What the task requires
Skip the pictures. Repeat everything else in the records word for word.

==================================================

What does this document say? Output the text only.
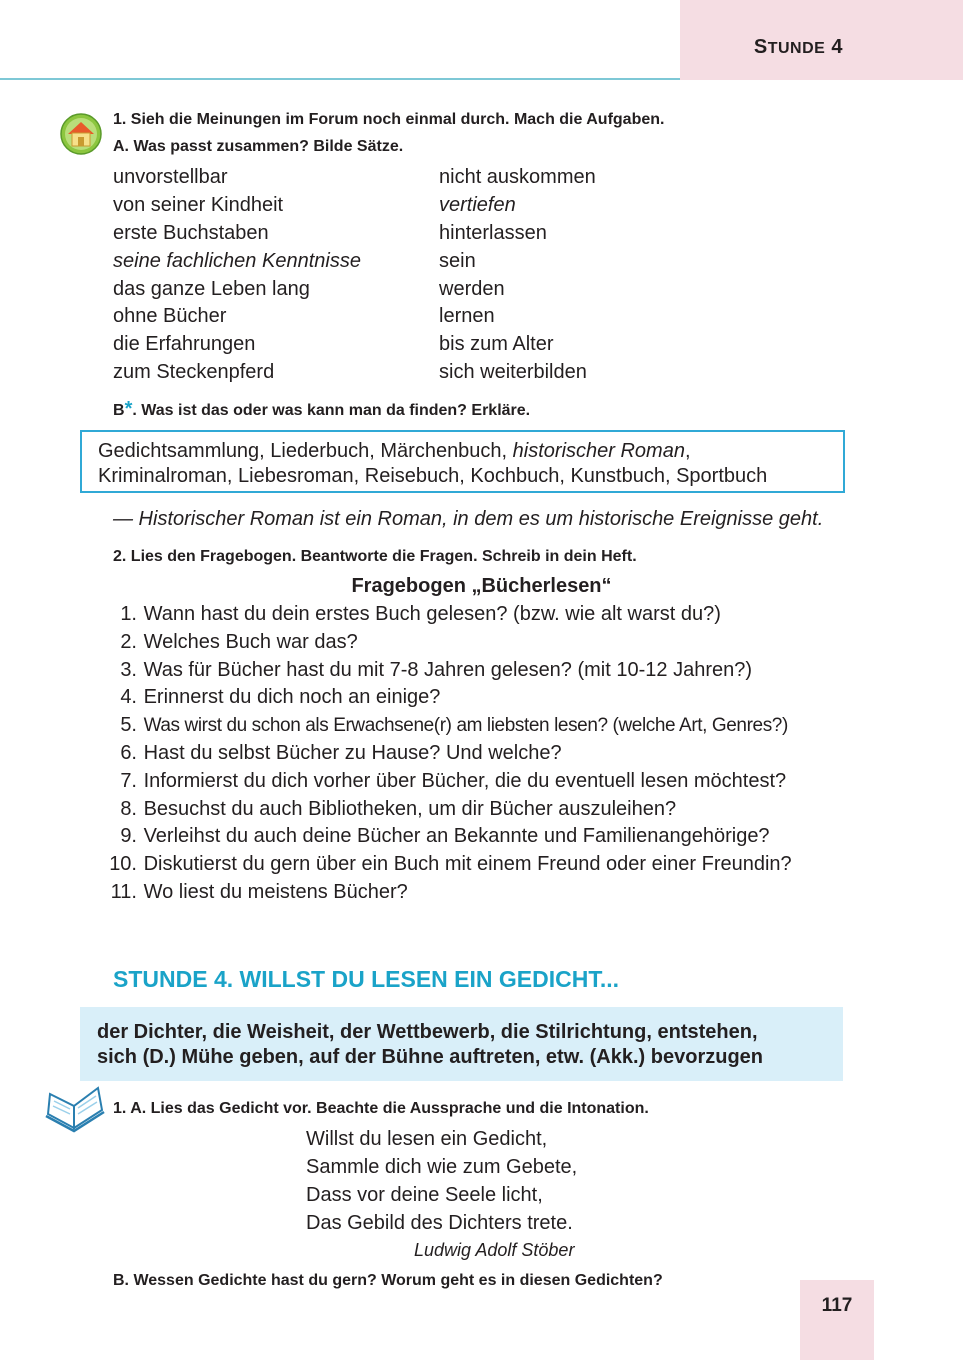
STUNDE 4
1. Sieh die Meinungen im Forum noch einmal durch. Mach die Aufgaben.
A. Was passt zusammen? Bilde Sätze.
unvorstellbar
von seiner Kindheit
erste Buchstaben
seine fachlichen Kenntnisse
das ganze Leben lang
ohne Bücher
die Erfahrungen
zum Steckenpferd
nicht auskommen
vertiefen
hinterlassen
sein
werden
lernen
bis zum Alter
sich weiterbilden
B*. Was ist das oder was kann man da finden? Erkläre.
Gedichtsammlung, Liederbuch, Märchenbuch, historischer Roman,
Kriminalroman, Liebesroman, Reisebuch, Kochbuch, Kunstbuch, Sportbuch
— Historischer Roman ist ein Roman, in dem es um historische Ereignisse geht.
2. Lies den Fragebogen. Beantworte die Fragen. Schreib in dein Heft.
Fragebogen „Bücherlesen“
1. Wann hast du dein erstes Buch gelesen? (bzw. wie alt warst du?)
2. Welches Buch war das?
3. Was für Bücher hast du mit 7-8 Jahren gelesen? (mit 10-12 Jahren?)
4. Erinnerst du dich noch an einige?
5. Was wirst du schon als Erwachsene(r) am liebsten lesen? (welche Art, Genres?)
6. Hast du selbst Bücher zu Hause? Und welche?
7. Informierst du dich vorher über Bücher, die du eventuell lesen möchtest?
8. Besuchst du auch Bibliotheken, um dir Bücher auszuleihen?
9. Verleihst du auch deine Bücher an Bekannte und Familienangehörige?
10. Diskutierst du gern über ein Buch mit einem Freund oder einer Freundin?
11. Wo liest du meistens Bücher?
STUNDE 4. WILLST DU LESEN EIN GEDICHT...
der Dichter, die Weisheit, der Wettbewerb, die Stilrichtung, entstehen,
sich (D.) Mühe geben, auf der Bühne auftreten, etw. (Akk.) bevorzugen
1. A. Lies das Gedicht vor. Beachte die Aussprache und die Intonation.
Willst du lesen ein Gedicht,
Sammle dich wie zum Gebete,
Dass vor deine Seele licht,
Das Gebild des Dichters trete.
Ludwig Adolf Stöber
B. Wessen Gedichte hast du gern? Worum geht es in diesen Gedichten?
117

==================================================

Solution for this problem
What does this document say? Output the text only.
STUNDE 4
1. Sieh die Meinungen im Forum noch einmal durch. Mach die Aufgaben.
A. Was passt zusammen? Bilde Sätze.
unvorstellbar
von seiner Kindheit
erste Buchstaben
seine fachlichen Kenntnisse
das ganze Leben lang
ohne Bücher
die Erfahrungen
zum Steckenpferd
nicht auskommen
vertiefen
hinterlassen
sein
werden
lernen
bis zum Alter
sich weiterbilden
B*. Was ist das oder was kann man da finden? Erkläre.
Gedichtsammlung, Liederbuch, Märchenbuch, historischer Roman,
Kriminalroman, Liebesroman, Reisebuch, Kochbuch, Kunstbuch, Sportbuch
— Historischer Roman ist ein Roman, in dem es um historische Ereignisse geht.
2. Lies den Fragebogen. Beantworte die Fragen. Schreib in dein Heft.
Fragebogen „Bücherlesen“
1. Wann hast du dein erstes Buch gelesen? (bzw. wie alt warst du?)
2. Welches Buch war das?
3. Was für Bücher hast du mit 7-8 Jahren gelesen? (mit 10-12 Jahren?)
4. Erinnerst du dich noch an einige?
5. Was wirst du schon als Erwachsene(r) am liebsten lesen? (welche Art, Genres?)
6. Hast du selbst Bücher zu Hause? Und welche?
7. Informierst du dich vorher über Bücher, die du eventuell lesen möchtest?
8. Besuchst du auch Bibliotheken, um dir Bücher auszuleihen?
9. Verleihst du auch deine Bücher an Bekannte und Familienangehörige?
10. Diskutierst du gern über ein Buch mit einem Freund oder einer Freundin?
11. Wo liest du meistens Bücher?
STUNDE 4. WILLST DU LESEN EIN GEDICHT...
der Dichter, die Weisheit, der Wettbewerb, die Stilrichtung, entstehen,
sich (D.) Mühe geben, auf der Bühne auftreten, etw. (Akk.) bevorzugen
1. A. Lies das Gedicht vor. Beachte die Aussprache und die Intonation.
Willst du lesen ein Gedicht,
Sammle dich wie zum Gebete,
Dass vor deine Seele licht,
Das Gebild des Dichters trete.
Ludwig Adolf Stöber
B. Wessen Gedichte hast du gern? Worum geht es in diesen Gedichten?
117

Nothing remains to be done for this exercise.